*OBJECTIVE:*
Return each entry exactly, with none missing.

>> start

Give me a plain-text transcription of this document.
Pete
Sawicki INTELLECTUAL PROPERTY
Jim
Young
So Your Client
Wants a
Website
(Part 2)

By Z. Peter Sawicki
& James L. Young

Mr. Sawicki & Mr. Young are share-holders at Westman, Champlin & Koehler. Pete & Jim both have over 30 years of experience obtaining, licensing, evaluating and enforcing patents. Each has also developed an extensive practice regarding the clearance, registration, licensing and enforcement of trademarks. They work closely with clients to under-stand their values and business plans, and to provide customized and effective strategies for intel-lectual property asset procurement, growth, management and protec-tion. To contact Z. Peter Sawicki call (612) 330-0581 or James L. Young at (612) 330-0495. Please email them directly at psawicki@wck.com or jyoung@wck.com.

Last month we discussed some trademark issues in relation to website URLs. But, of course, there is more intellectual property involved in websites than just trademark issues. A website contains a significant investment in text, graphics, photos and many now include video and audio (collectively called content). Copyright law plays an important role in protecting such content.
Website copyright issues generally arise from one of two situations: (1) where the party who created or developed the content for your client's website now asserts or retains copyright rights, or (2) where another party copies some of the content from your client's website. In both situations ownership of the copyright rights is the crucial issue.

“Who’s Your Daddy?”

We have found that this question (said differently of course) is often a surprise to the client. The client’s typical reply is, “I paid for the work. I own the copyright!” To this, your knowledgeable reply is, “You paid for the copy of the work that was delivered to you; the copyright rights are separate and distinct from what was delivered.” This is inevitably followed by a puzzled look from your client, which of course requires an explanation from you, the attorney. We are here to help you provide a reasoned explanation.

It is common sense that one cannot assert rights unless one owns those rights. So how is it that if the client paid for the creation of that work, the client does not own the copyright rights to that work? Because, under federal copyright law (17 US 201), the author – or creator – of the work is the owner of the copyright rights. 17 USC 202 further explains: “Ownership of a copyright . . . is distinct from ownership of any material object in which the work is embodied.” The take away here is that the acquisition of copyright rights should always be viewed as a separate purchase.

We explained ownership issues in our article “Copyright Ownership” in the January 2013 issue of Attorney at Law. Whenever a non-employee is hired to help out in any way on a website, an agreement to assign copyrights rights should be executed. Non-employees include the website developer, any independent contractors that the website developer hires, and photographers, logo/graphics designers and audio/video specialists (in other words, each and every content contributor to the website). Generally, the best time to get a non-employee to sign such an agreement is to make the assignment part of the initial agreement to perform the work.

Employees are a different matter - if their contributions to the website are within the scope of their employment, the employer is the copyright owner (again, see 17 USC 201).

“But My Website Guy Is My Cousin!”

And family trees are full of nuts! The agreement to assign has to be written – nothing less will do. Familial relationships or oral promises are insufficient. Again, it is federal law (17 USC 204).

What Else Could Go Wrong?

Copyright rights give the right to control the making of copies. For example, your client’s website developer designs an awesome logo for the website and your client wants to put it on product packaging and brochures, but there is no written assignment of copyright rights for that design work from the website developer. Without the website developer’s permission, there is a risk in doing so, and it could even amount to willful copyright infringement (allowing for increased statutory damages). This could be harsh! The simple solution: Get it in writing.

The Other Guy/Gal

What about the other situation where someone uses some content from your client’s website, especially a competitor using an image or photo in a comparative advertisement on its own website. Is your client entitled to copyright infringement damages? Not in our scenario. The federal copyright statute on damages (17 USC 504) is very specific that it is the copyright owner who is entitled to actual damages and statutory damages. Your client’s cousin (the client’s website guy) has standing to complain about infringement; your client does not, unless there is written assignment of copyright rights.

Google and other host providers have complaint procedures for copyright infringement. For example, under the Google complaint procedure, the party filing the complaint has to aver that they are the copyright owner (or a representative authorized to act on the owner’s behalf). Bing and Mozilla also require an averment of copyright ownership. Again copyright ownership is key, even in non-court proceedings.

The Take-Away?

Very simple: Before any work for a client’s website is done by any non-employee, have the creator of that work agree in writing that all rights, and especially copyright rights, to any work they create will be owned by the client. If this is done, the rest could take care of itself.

>> end

*COMPLETE OUTPUT:*
Give me a plain-text transcription of this document.
Pete
Sawicki INTELLECTUAL PROPERTY
Jim
Young
So Your Client
Wants a
Website
(Part 2)

By Z. Peter Sawicki
& James L. Young

Mr. Sawicki & Mr. Young are share-holders at Westman, Champlin & Koehler. Pete & Jim both have over 30 years of experience obtaining, licensing, evaluating and enforcing patents. Each has also developed an extensive practice regarding the clearance, registration, licensing and enforcement of trademarks. They work closely with clients to under-stand their values and business plans, and to provide customized and effective strategies for intel-lectual property asset procurement, growth, management and protec-tion. To contact Z. Peter Sawicki call (612) 330-0581 or James L. Young at (612) 330-0495. Please email them directly at psawicki@wck.com or jyoung@wck.com.

Last month we discussed some trademark issues in relation to website URLs. But, of course, there is more intellectual property involved in websites than just trademark issues. A website contains a significant investment in text, graphics, photos and many now include video and audio (collectively called content). Copyright law plays an important role in protecting such content.
Website copyright issues generally arise from one of two situations: (1) where the party who created or developed the content for your client's website now asserts or retains copyright rights, or (2) where another party copies some of the content from your client's website. In both situations ownership of the copyright rights is the crucial issue.

“Who’s Your Daddy?”

We have found that this question (said differently of course) is often a surprise to the client. The client’s typical reply is, “I paid for the work. I own the copyright!” To this, your knowledgeable reply is, “You paid for the copy of the work that was delivered to you; the copyright rights are separate and distinct from what was delivered.” This is inevitably followed by a puzzled look from your client, which of course requires an explanation from you, the attorney. We are here to help you provide a reasoned explanation.

It is common sense that one cannot assert rights unless one owns those rights. So how is it that if the client paid for the creation of that work, the client does not own the copyright rights to that work? Because, under federal copyright law (17 US 201), the author – or creator – of the work is the owner of the copyright rights. 17 USC 202 further explains: “Ownership of a copyright . . . is distinct from ownership of any material object in which the work is embodied.” The take away here is that the acquisition of copyright rights should always be viewed as a separate purchase.

We explained ownership issues in our article “Copyright Ownership” in the January 2013 issue of Attorney at Law. Whenever a non-employee is hired to help out in any way on a website, an agreement to assign copyrights rights should be executed. Non-employees include the website developer, any independent contractors that the website developer hires, and photographers, logo/graphics designers and audio/video specialists (in other words, each and every content contributor to the website). Generally, the best time to get a non-employee to sign such an agreement is to make the assignment part of the initial agreement to perform the work.

Employees are a different matter - if their contributions to the website are within the scope of their employment, the employer is the copyright owner (again, see 17 USC 201).

“But My Website Guy Is My Cousin!”

And family trees are full of nuts! The agreement to assign has to be written – nothing less will do. Familial relationships or oral promises are insufficient. Again, it is federal law (17 USC 204).

What Else Could Go Wrong?

Copyright rights give the right to control the making of copies. For example, your client’s website developer designs an awesome logo for the website and your client wants to put it on product packaging and brochures, but there is no written assignment of copyright rights for that design work from the website developer. Without the website developer’s permission, there is a risk in doing so, and it could even amount to willful copyright infringement (allowing for increased statutory damages). This could be harsh! The simple solution: Get it in writing.

The Other Guy/Gal

What about the other situation where someone uses some content from your client’s website, especially a competitor using an image or photo in a comparative advertisement on its own website. Is your client entitled to copyright infringement damages? Not in our scenario. The federal copyright statute on damages (17 USC 504) is very specific that it is the copyright owner who is entitled to actual damages and statutory damages. Your client’s cousin (the client’s website guy) has standing to complain about infringement; your client does not, unless there is written assignment of copyright rights.

Google and other host providers have complaint procedures for copyright infringement. For example, under the Google complaint procedure, the party filing the complaint has to aver that they are the copyright owner (or a representative authorized to act on the owner’s behalf). Bing and Mozilla also require an averment of copyright ownership. Again copyright ownership is key, even in non-court proceedings.

The Take-Away?

Very simple: Before any work for a client’s website is done by any non-employee, have the creator of that work agree in writing that all rights, and especially copyright rights, to any work they create will be owned by the client. If this is done, the rest could take care of itself.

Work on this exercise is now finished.